[Bounding box entries]
********************

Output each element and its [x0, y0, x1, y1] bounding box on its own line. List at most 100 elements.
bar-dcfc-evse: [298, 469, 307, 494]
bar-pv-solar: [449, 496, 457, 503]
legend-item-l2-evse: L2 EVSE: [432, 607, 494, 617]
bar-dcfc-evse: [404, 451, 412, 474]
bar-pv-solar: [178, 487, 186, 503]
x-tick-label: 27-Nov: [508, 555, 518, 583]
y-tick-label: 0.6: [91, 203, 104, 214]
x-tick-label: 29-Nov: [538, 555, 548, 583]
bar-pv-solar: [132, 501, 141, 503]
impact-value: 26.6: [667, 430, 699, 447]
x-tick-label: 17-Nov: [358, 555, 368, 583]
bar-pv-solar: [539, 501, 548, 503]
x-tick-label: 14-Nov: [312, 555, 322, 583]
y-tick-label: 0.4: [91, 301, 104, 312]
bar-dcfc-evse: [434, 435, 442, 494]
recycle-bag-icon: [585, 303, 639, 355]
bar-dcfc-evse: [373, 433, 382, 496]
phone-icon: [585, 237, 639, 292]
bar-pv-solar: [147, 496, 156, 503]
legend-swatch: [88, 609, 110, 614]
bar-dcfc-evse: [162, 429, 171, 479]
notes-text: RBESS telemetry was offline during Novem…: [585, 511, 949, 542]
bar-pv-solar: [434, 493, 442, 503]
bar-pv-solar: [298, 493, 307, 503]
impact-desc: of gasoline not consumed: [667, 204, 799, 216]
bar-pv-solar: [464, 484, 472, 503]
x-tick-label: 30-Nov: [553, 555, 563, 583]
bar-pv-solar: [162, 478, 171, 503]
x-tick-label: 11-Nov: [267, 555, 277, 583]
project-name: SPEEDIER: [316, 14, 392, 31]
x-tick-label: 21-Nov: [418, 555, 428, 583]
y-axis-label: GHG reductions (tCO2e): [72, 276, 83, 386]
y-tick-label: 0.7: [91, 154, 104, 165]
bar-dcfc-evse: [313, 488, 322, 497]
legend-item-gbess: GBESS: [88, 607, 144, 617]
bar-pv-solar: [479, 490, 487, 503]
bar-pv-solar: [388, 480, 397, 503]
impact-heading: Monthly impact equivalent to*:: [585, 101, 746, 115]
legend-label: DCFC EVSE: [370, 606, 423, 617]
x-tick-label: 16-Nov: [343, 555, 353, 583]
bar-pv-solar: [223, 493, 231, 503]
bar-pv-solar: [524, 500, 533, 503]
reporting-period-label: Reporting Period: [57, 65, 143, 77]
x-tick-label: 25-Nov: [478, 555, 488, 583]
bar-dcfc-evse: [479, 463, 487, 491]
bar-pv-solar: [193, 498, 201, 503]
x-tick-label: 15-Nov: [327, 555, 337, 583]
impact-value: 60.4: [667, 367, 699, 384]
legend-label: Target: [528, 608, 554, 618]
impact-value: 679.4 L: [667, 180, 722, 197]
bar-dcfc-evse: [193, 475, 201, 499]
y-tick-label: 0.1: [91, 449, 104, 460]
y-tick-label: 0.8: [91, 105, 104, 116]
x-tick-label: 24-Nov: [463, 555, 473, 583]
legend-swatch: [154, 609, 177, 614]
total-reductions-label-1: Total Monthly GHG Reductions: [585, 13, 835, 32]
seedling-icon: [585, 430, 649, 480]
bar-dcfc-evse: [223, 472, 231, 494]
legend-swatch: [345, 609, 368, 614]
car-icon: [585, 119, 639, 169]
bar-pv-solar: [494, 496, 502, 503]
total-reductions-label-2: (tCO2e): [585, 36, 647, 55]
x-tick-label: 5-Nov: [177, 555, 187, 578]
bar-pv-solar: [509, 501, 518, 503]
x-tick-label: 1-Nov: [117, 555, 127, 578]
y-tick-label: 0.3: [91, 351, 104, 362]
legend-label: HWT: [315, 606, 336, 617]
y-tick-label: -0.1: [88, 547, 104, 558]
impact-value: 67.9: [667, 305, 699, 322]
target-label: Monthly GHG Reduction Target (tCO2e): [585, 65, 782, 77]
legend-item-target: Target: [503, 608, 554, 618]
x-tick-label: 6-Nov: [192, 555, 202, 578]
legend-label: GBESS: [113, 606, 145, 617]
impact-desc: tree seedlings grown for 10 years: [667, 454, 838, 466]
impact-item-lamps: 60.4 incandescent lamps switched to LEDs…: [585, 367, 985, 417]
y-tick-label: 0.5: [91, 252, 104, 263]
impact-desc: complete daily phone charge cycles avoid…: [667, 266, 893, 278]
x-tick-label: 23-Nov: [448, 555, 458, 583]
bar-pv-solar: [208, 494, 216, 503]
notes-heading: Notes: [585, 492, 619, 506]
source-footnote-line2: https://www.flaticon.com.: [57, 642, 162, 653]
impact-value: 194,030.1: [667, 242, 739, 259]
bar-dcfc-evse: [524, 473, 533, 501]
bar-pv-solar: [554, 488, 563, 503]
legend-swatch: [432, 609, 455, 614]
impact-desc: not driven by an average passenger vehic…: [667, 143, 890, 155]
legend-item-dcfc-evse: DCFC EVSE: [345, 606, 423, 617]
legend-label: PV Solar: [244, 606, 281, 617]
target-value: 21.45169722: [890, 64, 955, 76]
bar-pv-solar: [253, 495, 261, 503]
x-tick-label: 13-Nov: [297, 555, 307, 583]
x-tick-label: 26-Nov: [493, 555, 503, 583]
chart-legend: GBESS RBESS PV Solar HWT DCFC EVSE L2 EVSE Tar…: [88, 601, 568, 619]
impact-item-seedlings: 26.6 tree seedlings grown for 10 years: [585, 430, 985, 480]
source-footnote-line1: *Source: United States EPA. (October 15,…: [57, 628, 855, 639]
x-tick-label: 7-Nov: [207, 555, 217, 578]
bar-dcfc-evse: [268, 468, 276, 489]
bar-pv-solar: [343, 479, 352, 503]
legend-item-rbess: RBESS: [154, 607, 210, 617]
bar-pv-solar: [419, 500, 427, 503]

********************

▶ **EXERCISE AIM**: Pull out each line above that contains the string "RBESS". Copy those lines unchanged.

▶ **ANSWER TO THE TASK**:
notes-text: RBESS telemetry was offline during Novem…: [585, 511, 949, 542]
chart-legend: GBESS RBESS PV Solar HWT DCFC EVSE L2 EVSE Tar…: [88, 601, 568, 619]
legend-item-rbess: RBESS: [154, 607, 210, 617]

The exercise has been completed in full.